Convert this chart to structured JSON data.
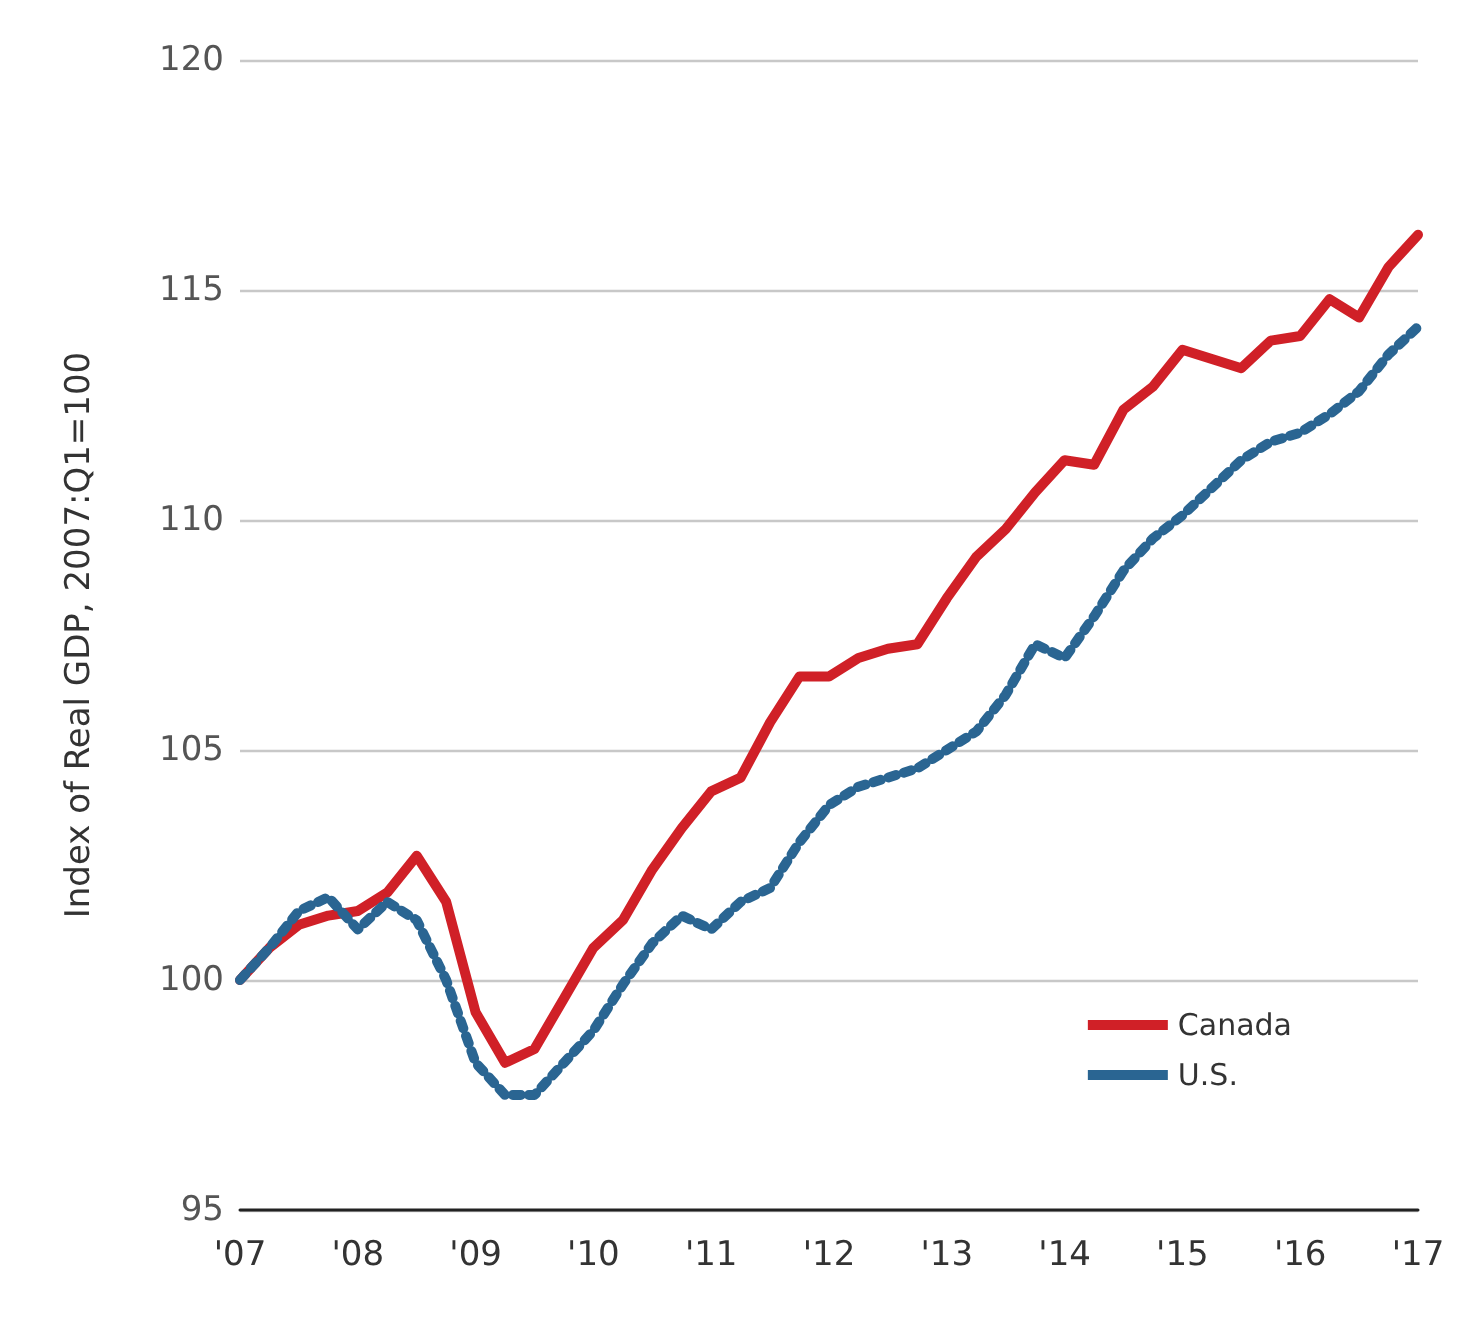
{
  "chart_data": {
    "type": "line",
    "ylabel": "Index of Real GDP, 2007:Q1=100",
    "x": [
      2007,
      2007.25,
      2007.5,
      2007.75,
      2008,
      2008.25,
      2008.5,
      2008.75,
      2009,
      2009.25,
      2009.5,
      2009.75,
      2010,
      2010.25,
      2010.5,
      2010.75,
      2011,
      2011.25,
      2011.5,
      2011.75,
      2012,
      2012.25,
      2012.5,
      2012.75,
      2013,
      2013.25,
      2013.5,
      2013.75,
      2014,
      2014.25,
      2014.5,
      2014.75,
      2015,
      2015.25,
      2015.5,
      2015.75,
      2016,
      2016.25,
      2016.5,
      2016.75,
      2017
    ],
    "series": [
      {
        "name": "Canada",
        "color": "#d02027",
        "line_style": "solid",
        "values": [
          100.0,
          100.7,
          101.2,
          101.4,
          101.5,
          101.9,
          102.7,
          101.7,
          99.3,
          98.2,
          98.5,
          99.6,
          100.7,
          101.3,
          102.4,
          103.3,
          104.1,
          104.4,
          105.6,
          106.6,
          106.6,
          107.0,
          107.2,
          107.3,
          108.3,
          109.2,
          109.8,
          110.6,
          111.3,
          111.2,
          112.4,
          112.9,
          113.7,
          113.5,
          113.3,
          113.9,
          114.0,
          114.8,
          114.4,
          115.5,
          116.2
        ]
      },
      {
        "name": "U.S.",
        "color": "#2a6592",
        "line_style": "dashed",
        "values": [
          100.0,
          100.7,
          101.5,
          101.8,
          101.1,
          101.7,
          101.3,
          100.0,
          98.2,
          97.5,
          97.5,
          98.2,
          98.9,
          99.9,
          100.8,
          101.4,
          101.1,
          101.7,
          102.0,
          103.0,
          103.8,
          104.2,
          104.4,
          104.6,
          105.0,
          105.4,
          106.2,
          107.3,
          107.0,
          107.9,
          108.9,
          109.6,
          110.1,
          110.7,
          111.3,
          111.7,
          111.9,
          112.3,
          112.8,
          113.6,
          114.2
        ]
      }
    ],
    "xlim": [
      2007,
      2017
    ],
    "xticks": [
      {
        "value": 2007,
        "label": "'07"
      },
      {
        "value": 2008,
        "label": "'08"
      },
      {
        "value": 2009,
        "label": "'09"
      },
      {
        "value": 2010,
        "label": "'10"
      },
      {
        "value": 2011,
        "label": "'11"
      },
      {
        "value": 2012,
        "label": "'12"
      },
      {
        "value": 2013,
        "label": "'13"
      },
      {
        "value": 2014,
        "label": "'14"
      },
      {
        "value": 2015,
        "label": "'15"
      },
      {
        "value": 2016,
        "label": "'16"
      },
      {
        "value": 2017,
        "label": "'17"
      }
    ],
    "ylim": [
      95,
      120
    ],
    "yticks": [
      95,
      100,
      105,
      110,
      115,
      120
    ],
    "grid": "y",
    "legend": "bottom right",
    "marker": "none"
  }
}
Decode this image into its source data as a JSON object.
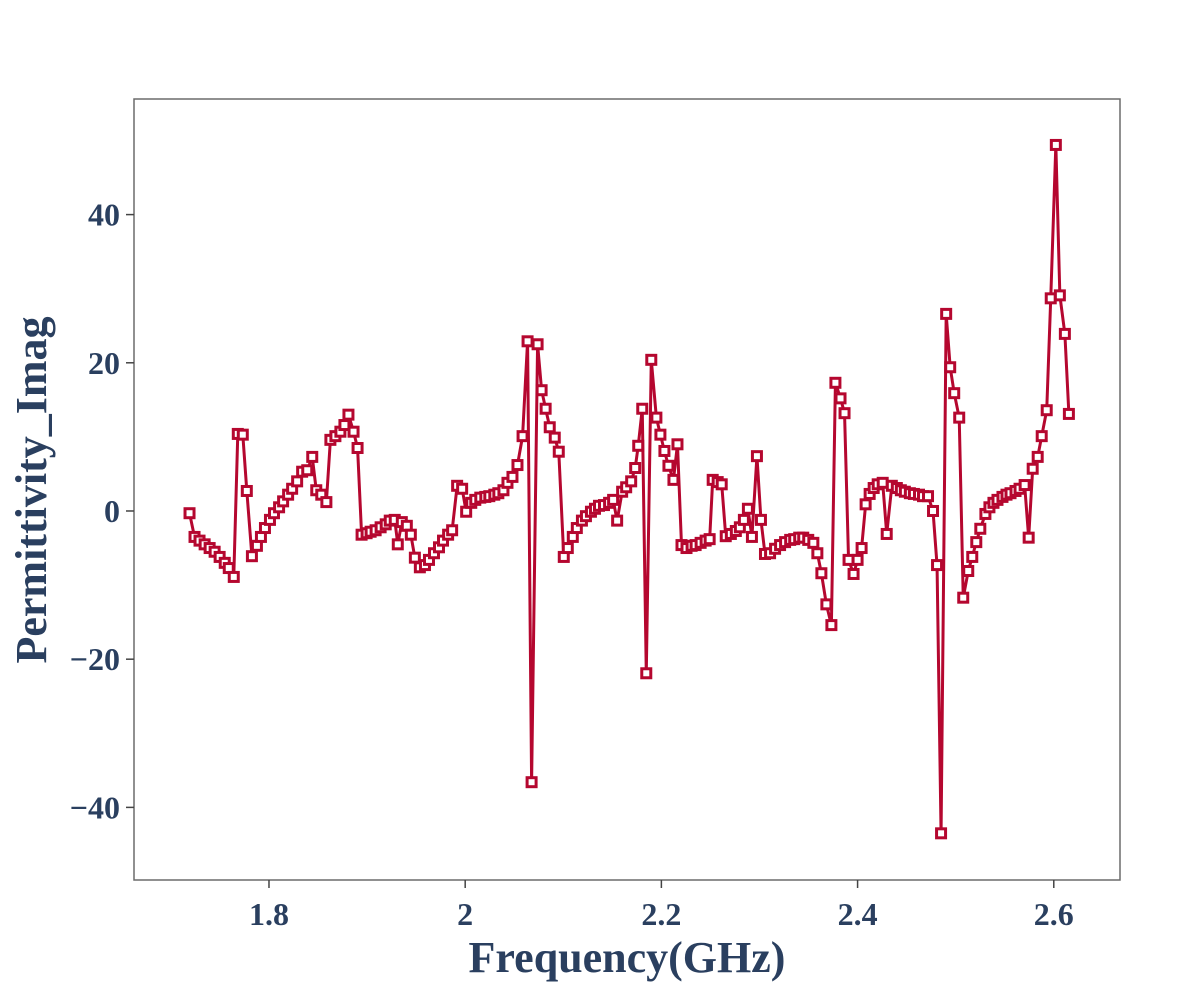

──────────────────────────────

→ Goal
Repeat the material above in full and exactly, apart from the pictures.

→ Response to the exercise
Convert this chart to structured JSON data.
{
  "chart_data": {
    "type": "line",
    "ylabel": "Index of Real GDP, 2007:Q1=100",
    "x": [
      2007,
      2007.25,
      2007.5,
      2007.75,
      2008,
      2008.25,
      2008.5,
      2008.75,
      2009,
      2009.25,
      2009.5,
      2009.75,
      2010,
      2010.25,
      2010.5,
      2010.75,
      2011,
      2011.25,
      2011.5,
      2011.75,
      2012,
      2012.25,
      2012.5,
      2012.75,
      2013,
      2013.25,
      2013.5,
      2013.75,
      2014,
      2014.25,
      2014.5,
      2014.75,
      2015,
      2015.25,
      2015.5,
      2015.75,
      2016,
      2016.25,
      2016.5,
      2016.75,
      2017
    ],
    "series": [
      {
        "name": "Canada",
        "color": "#d02027",
        "line_style": "solid",
        "values": [
          100.0,
          100.7,
          101.2,
          101.4,
          101.5,
          101.9,
          102.7,
          101.7,
          99.3,
          98.2,
          98.5,
          99.6,
          100.7,
          101.3,
          102.4,
          103.3,
          104.1,
          104.4,
          105.6,
          106.6,
          106.6,
          107.0,
          107.2,
          107.3,
          108.3,
          109.2,
          109.8,
          110.6,
          111.3,
          111.2,
          112.4,
          112.9,
          113.7,
          113.5,
          113.3,
          113.9,
          114.0,
          114.8,
          114.4,
          115.5,
          116.2
        ]
      },
      {
        "name": "U.S.",
        "color": "#2a6592",
        "line_style": "dashed",
        "values": [
          100.0,
          100.7,
          101.5,
          101.8,
          101.1,
          101.7,
          101.3,
          100.0,
          98.2,
          97.5,
          97.5,
          98.2,
          98.9,
          99.9,
          100.8,
          101.4,
          101.1,
          101.7,
          102.0,
          103.0,
          103.8,
          104.2,
          104.4,
          104.6,
          105.0,
          105.4,
          106.2,
          107.3,
          107.0,
          107.9,
          108.9,
          109.6,
          110.1,
          110.7,
          111.3,
          111.7,
          111.9,
          112.3,
          112.8,
          113.6,
          114.2
        ]
      }
    ],
    "xlim": [
      2007,
      2017
    ],
    "xticks": [
      {
        "value": 2007,
        "label": "'07"
      },
      {
        "value": 2008,
        "label": "'08"
      },
      {
        "value": 2009,
        "label": "'09"
      },
      {
        "value": 2010,
        "label": "'10"
      },
      {
        "value": 2011,
        "label": "'11"
      },
      {
        "value": 2012,
        "label": "'12"
      },
      {
        "value": 2013,
        "label": "'13"
      },
      {
        "value": 2014,
        "label": "'14"
      },
      {
        "value": 2015,
        "label": "'15"
      },
      {
        "value": 2016,
        "label": "'16"
      },
      {
        "value": 2017,
        "label": "'17"
      }
    ],
    "ylim": [
      95,
      120
    ],
    "yticks": [
      95,
      100,
      105,
      110,
      115,
      120
    ],
    "grid": "y",
    "legend": "bottom right",
    "marker": "none"
  }
}
Decode this image into its source data as a JSON object.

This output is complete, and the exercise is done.